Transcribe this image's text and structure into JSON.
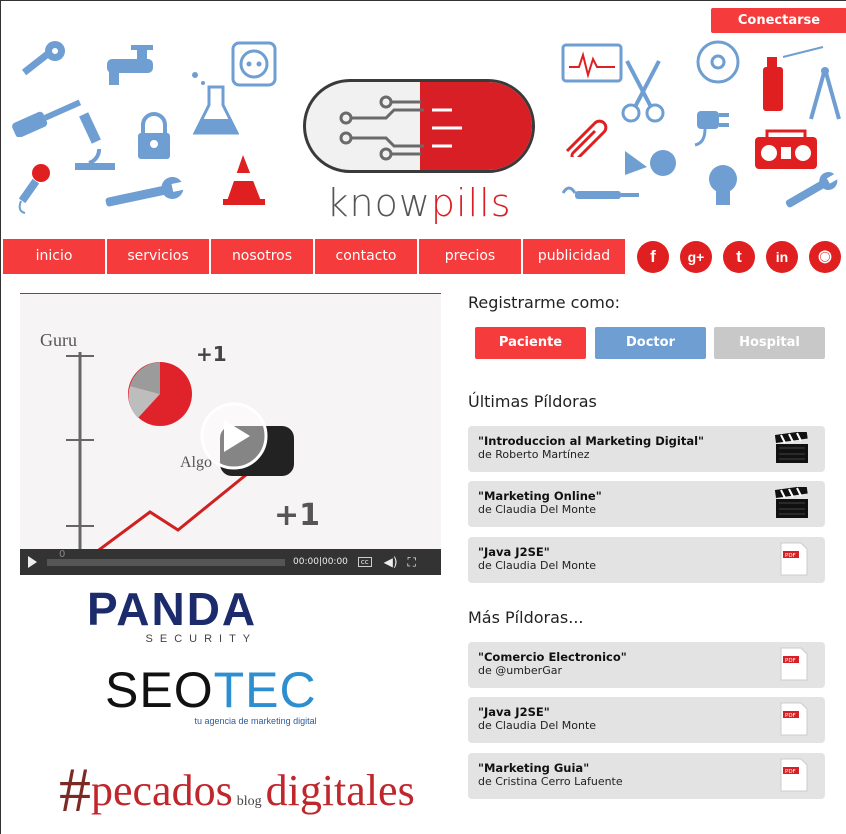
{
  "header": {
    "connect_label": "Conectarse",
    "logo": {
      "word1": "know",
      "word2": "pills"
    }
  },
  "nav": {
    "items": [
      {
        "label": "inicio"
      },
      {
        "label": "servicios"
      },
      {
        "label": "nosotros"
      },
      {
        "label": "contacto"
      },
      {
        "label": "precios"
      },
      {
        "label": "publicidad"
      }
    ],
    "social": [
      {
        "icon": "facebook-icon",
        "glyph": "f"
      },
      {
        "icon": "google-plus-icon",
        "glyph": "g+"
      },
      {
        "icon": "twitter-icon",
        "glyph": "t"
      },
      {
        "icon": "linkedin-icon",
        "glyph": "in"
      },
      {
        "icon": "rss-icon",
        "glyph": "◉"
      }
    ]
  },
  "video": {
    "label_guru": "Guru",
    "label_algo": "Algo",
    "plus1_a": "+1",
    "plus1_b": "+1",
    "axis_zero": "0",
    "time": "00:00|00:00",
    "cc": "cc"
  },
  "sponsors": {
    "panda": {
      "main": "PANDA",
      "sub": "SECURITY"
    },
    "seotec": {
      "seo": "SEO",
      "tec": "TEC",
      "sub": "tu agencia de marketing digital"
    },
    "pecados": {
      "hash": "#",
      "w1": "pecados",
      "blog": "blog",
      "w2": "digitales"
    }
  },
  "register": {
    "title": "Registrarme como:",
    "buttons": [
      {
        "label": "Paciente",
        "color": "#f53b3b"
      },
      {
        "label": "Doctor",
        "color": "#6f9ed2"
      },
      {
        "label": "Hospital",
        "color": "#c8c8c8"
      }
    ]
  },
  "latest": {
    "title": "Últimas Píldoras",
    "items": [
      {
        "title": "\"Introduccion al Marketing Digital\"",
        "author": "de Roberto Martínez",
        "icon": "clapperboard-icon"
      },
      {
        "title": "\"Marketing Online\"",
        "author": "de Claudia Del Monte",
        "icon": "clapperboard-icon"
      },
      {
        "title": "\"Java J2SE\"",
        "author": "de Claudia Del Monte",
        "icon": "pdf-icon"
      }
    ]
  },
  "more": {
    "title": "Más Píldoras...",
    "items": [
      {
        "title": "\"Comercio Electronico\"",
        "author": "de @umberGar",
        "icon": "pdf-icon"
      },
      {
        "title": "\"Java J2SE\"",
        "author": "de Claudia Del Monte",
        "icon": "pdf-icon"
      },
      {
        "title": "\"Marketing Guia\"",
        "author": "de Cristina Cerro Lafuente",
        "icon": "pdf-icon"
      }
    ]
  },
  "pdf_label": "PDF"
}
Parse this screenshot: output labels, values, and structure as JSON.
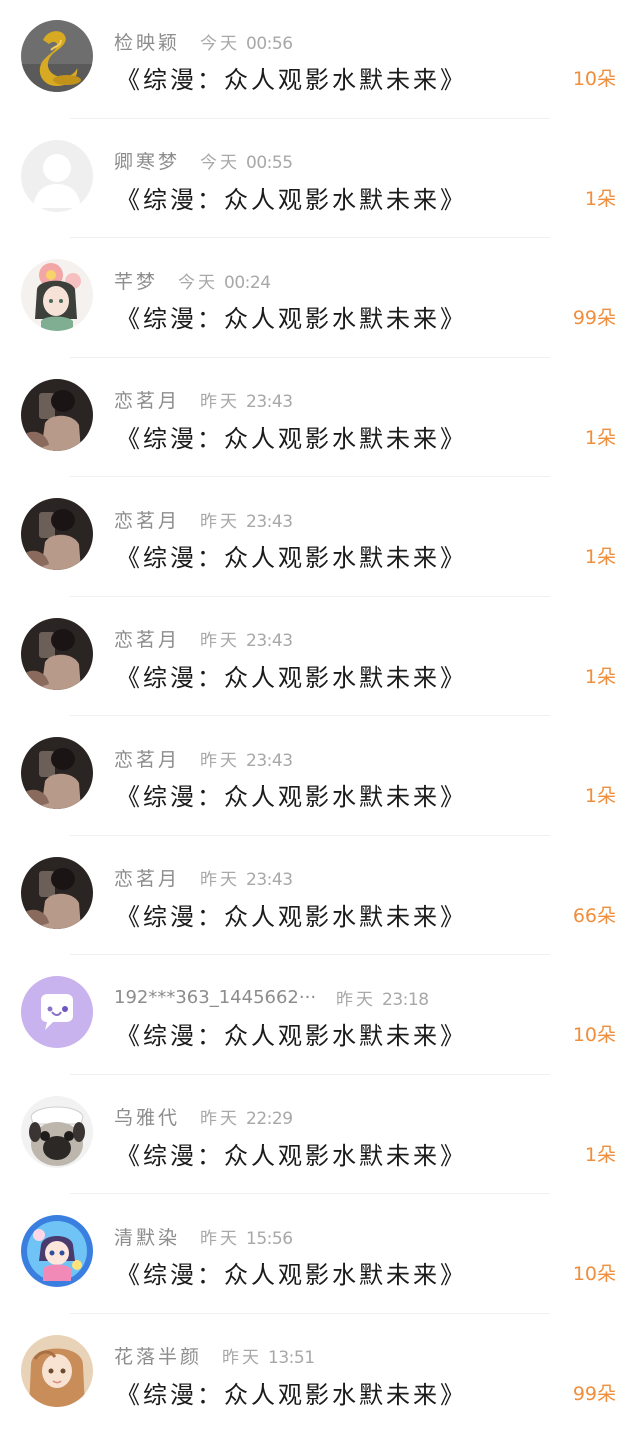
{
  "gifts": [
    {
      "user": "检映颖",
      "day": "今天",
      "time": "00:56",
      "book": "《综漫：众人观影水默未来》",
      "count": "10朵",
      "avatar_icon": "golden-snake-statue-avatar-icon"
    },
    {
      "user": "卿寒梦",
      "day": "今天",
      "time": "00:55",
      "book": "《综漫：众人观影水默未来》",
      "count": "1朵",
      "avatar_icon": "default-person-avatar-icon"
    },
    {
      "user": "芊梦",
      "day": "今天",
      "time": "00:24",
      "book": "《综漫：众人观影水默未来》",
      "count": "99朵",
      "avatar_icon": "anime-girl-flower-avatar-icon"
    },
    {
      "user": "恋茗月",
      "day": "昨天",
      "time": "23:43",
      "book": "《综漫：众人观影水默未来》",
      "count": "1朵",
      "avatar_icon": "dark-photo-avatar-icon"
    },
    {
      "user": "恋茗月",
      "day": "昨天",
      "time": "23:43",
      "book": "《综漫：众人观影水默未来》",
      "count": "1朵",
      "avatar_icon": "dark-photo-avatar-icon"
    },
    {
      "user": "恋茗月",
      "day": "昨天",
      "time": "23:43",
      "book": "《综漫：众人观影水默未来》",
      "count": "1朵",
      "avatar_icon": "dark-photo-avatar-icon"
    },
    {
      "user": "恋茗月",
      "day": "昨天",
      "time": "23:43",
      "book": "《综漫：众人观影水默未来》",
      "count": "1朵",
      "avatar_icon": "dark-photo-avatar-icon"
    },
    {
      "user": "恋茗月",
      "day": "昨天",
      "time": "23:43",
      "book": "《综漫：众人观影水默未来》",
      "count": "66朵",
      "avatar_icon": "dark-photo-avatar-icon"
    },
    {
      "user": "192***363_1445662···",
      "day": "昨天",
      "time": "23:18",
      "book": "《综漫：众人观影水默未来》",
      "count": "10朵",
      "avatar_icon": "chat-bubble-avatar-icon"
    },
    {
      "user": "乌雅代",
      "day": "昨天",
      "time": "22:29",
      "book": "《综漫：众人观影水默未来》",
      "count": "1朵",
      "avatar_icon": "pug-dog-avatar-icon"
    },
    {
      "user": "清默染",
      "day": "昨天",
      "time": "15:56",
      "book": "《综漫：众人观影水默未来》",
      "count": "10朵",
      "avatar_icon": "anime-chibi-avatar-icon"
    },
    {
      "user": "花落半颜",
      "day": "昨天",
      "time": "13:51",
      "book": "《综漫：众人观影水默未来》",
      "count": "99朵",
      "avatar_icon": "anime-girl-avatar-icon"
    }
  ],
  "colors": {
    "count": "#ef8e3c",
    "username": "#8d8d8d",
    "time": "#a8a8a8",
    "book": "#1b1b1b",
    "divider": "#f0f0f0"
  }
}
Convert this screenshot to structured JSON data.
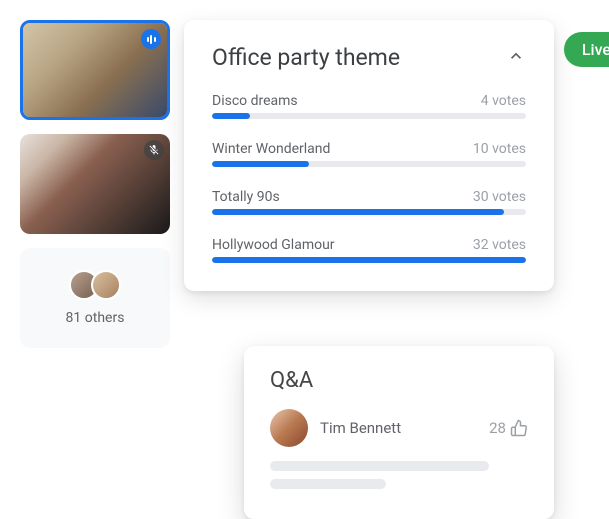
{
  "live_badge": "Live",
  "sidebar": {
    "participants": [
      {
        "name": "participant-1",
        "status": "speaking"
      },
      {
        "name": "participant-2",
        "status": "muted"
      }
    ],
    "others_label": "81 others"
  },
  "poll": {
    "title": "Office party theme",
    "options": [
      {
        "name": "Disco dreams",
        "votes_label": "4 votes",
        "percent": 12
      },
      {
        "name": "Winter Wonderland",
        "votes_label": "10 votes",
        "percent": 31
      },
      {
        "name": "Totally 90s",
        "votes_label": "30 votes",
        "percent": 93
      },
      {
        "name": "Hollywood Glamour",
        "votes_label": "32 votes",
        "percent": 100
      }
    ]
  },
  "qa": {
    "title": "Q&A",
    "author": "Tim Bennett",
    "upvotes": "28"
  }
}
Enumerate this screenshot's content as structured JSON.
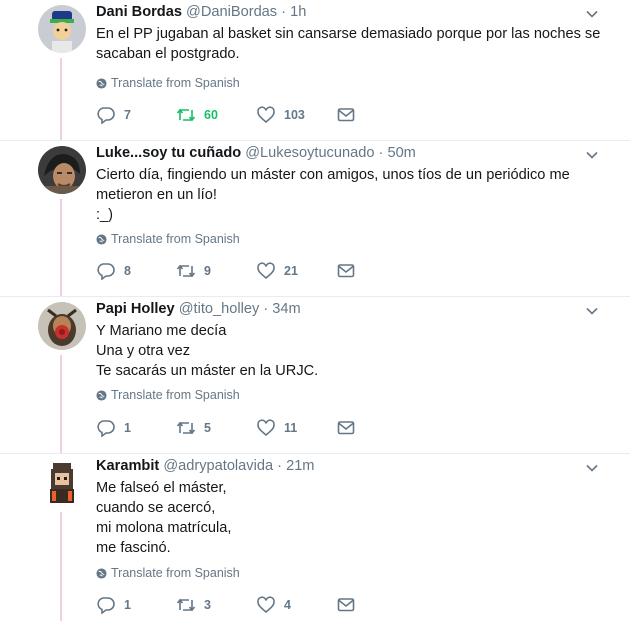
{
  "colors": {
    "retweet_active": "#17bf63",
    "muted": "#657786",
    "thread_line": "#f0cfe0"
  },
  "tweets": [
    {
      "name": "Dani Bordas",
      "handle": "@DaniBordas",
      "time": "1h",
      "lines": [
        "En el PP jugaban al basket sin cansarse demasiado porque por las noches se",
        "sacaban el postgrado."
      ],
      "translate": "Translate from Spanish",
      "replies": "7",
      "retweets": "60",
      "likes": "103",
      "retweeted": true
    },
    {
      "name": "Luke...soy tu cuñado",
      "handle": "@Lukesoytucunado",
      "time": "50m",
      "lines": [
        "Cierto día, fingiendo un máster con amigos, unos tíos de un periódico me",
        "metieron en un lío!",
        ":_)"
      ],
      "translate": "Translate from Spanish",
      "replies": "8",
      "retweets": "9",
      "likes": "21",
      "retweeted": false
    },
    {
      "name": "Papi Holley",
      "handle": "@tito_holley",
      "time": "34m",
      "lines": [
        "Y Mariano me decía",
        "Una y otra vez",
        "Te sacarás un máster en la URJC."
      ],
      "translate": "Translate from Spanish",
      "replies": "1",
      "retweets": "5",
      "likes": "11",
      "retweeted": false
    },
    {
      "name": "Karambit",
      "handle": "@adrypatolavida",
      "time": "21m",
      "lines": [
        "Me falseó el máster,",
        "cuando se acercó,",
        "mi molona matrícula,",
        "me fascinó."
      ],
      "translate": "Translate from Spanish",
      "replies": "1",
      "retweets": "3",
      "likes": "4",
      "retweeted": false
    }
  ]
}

- _Job_:
In your copy of the listing above, reproduce each line exactly and omit all pictures.

- _The solution_:
Transcribe this image's text and structure into JSON.
{
  "header": {
    "connect_label": "Conectarse",
    "logo": {
      "word1": "know",
      "word2": "pills"
    }
  },
  "nav": {
    "items": [
      {
        "label": "inicio"
      },
      {
        "label": "servicios"
      },
      {
        "label": "nosotros"
      },
      {
        "label": "contacto"
      },
      {
        "label": "precios"
      },
      {
        "label": "publicidad"
      }
    ],
    "social": [
      {
        "icon": "facebook-icon",
        "glyph": "f"
      },
      {
        "icon": "google-plus-icon",
        "glyph": "g+"
      },
      {
        "icon": "twitter-icon",
        "glyph": "t"
      },
      {
        "icon": "linkedin-icon",
        "glyph": "in"
      },
      {
        "icon": "rss-icon",
        "glyph": "◉"
      }
    ]
  },
  "video": {
    "label_guru": "Guru",
    "label_algo": "Algo",
    "plus1_a": "+1",
    "plus1_b": "+1",
    "axis_zero": "0",
    "time": "00:00|00:00",
    "cc": "cc"
  },
  "sponsors": {
    "panda": {
      "main": "PANDA",
      "sub": "SECURITY"
    },
    "seotec": {
      "seo": "SEO",
      "tec": "TEC",
      "sub": "tu agencia de marketing digital"
    },
    "pecados": {
      "hash": "#",
      "w1": "pecados",
      "blog": "blog",
      "w2": "digitales"
    }
  },
  "register": {
    "title": "Registrarme como:",
    "buttons": [
      {
        "label": "Paciente",
        "color": "#f53b3b"
      },
      {
        "label": "Doctor",
        "color": "#6f9ed2"
      },
      {
        "label": "Hospital",
        "color": "#c8c8c8"
      }
    ]
  },
  "latest": {
    "title": "Últimas Píldoras",
    "items": [
      {
        "title": "\"Introduccion al Marketing Digital\"",
        "author": "de Roberto Martínez",
        "icon": "clapperboard-icon"
      },
      {
        "title": "\"Marketing Online\"",
        "author": "de Claudia Del Monte",
        "icon": "clapperboard-icon"
      },
      {
        "title": "\"Java J2SE\"",
        "author": "de Claudia Del Monte",
        "icon": "pdf-icon"
      }
    ]
  },
  "more": {
    "title": "Más Píldoras...",
    "items": [
      {
        "title": "\"Comercio Electronico\"",
        "author": "de @umberGar",
        "icon": "pdf-icon"
      },
      {
        "title": "\"Java J2SE\"",
        "author": "de Claudia Del Monte",
        "icon": "pdf-icon"
      },
      {
        "title": "\"Marketing Guia\"",
        "author": "de Cristina Cerro Lafuente",
        "icon": "pdf-icon"
      }
    ]
  },
  "pdf_label": "PDF"
}
Parse this screenshot: output labels, values, and structure as JSON.
{
  "gifts": [
    {
      "user": "检映颖",
      "day": "今天",
      "time": "00:56",
      "book": "《综漫：众人观影水默未来》",
      "count": "10朵",
      "avatar_icon": "golden-snake-statue-avatar-icon"
    },
    {
      "user": "卿寒梦",
      "day": "今天",
      "time": "00:55",
      "book": "《综漫：众人观影水默未来》",
      "count": "1朵",
      "avatar_icon": "default-person-avatar-icon"
    },
    {
      "user": "芊梦",
      "day": "今天",
      "time": "00:24",
      "book": "《综漫：众人观影水默未来》",
      "count": "99朵",
      "avatar_icon": "anime-girl-flower-avatar-icon"
    },
    {
      "user": "恋茗月",
      "day": "昨天",
      "time": "23:43",
      "book": "《综漫：众人观影水默未来》",
      "count": "1朵",
      "avatar_icon": "dark-photo-avatar-icon"
    },
    {
      "user": "恋茗月",
      "day": "昨天",
      "time": "23:43",
      "book": "《综漫：众人观影水默未来》",
      "count": "1朵",
      "avatar_icon": "dark-photo-avatar-icon"
    },
    {
      "user": "恋茗月",
      "day": "昨天",
      "time": "23:43",
      "book": "《综漫：众人观影水默未来》",
      "count": "1朵",
      "avatar_icon": "dark-photo-avatar-icon"
    },
    {
      "user": "恋茗月",
      "day": "昨天",
      "time": "23:43",
      "book": "《综漫：众人观影水默未来》",
      "count": "1朵",
      "avatar_icon": "dark-photo-avatar-icon"
    },
    {
      "user": "恋茗月",
      "day": "昨天",
      "time": "23:43",
      "book": "《综漫：众人观影水默未来》",
      "count": "66朵",
      "avatar_icon": "dark-photo-avatar-icon"
    },
    {
      "user": "192***363_1445662···",
      "day": "昨天",
      "time": "23:18",
      "book": "《综漫：众人观影水默未来》",
      "count": "10朵",
      "avatar_icon": "chat-bubble-avatar-icon"
    },
    {
      "user": "乌雅代",
      "day": "昨天",
      "time": "22:29",
      "book": "《综漫：众人观影水默未来》",
      "count": "1朵",
      "avatar_icon": "pug-dog-avatar-icon"
    },
    {
      "user": "清默染",
      "day": "昨天",
      "time": "15:56",
      "book": "《综漫：众人观影水默未来》",
      "count": "10朵",
      "avatar_icon": "anime-chibi-avatar-icon"
    },
    {
      "user": "花落半颜",
      "day": "昨天",
      "time": "13:51",
      "book": "《综漫：众人观影水默未来》",
      "count": "99朵",
      "avatar_icon": "anime-girl-avatar-icon"
    }
  ],
  "colors": {
    "count": "#ef8e3c",
    "username": "#8d8d8d",
    "time": "#a8a8a8",
    "book": "#1b1b1b",
    "divider": "#f0f0f0"
  }
}
Convert this screenshot to structured JSON data.
{
  "live_badge": "Live",
  "sidebar": {
    "participants": [
      {
        "name": "participant-1",
        "status": "speaking"
      },
      {
        "name": "participant-2",
        "status": "muted"
      }
    ],
    "others_label": "81 others"
  },
  "poll": {
    "title": "Office party theme",
    "options": [
      {
        "name": "Disco dreams",
        "votes_label": "4 votes",
        "percent": 12
      },
      {
        "name": "Winter Wonderland",
        "votes_label": "10 votes",
        "percent": 31
      },
      {
        "name": "Totally 90s",
        "votes_label": "30 votes",
        "percent": 93
      },
      {
        "name": "Hollywood Glamour",
        "votes_label": "32 votes",
        "percent": 100
      }
    ]
  },
  "qa": {
    "title": "Q&A",
    "author": "Tim Bennett",
    "upvotes": "28"
  }
}
Enumerate this screenshot's content as structured JSON.
{
  "colors": {
    "retweet_active": "#17bf63",
    "muted": "#657786",
    "thread_line": "#f0cfe0"
  },
  "tweets": [
    {
      "name": "Dani Bordas",
      "handle": "@DaniBordas",
      "time": "1h",
      "lines": [
        "En el PP jugaban al basket sin cansarse demasiado porque por las noches se",
        "sacaban el postgrado."
      ],
      "translate": "Translate from Spanish",
      "replies": "7",
      "retweets": "60",
      "likes": "103",
      "retweeted": true
    },
    {
      "name": "Luke...soy tu cuñado",
      "handle": "@Lukesoytucunado",
      "time": "50m",
      "lines": [
        "Cierto día, fingiendo un máster con amigos, unos tíos de un periódico me",
        "metieron en un lío!",
        ":_)"
      ],
      "translate": "Translate from Spanish",
      "replies": "8",
      "retweets": "9",
      "likes": "21",
      "retweeted": false
    },
    {
      "name": "Papi Holley",
      "handle": "@tito_holley",
      "time": "34m",
      "lines": [
        "Y Mariano me decía",
        "Una y otra vez",
        "Te sacarás un máster en la URJC."
      ],
      "translate": "Translate from Spanish",
      "replies": "1",
      "retweets": "5",
      "likes": "11",
      "retweeted": false
    },
    {
      "name": "Karambit",
      "handle": "@adrypatolavida",
      "time": "21m",
      "lines": [
        "Me falseó el máster,",
        "cuando se acercó,",
        "mi molona matrícula,",
        "me fascinó."
      ],
      "translate": "Translate from Spanish",
      "replies": "1",
      "retweets": "3",
      "likes": "4",
      "retweeted": false
    }
  ]
}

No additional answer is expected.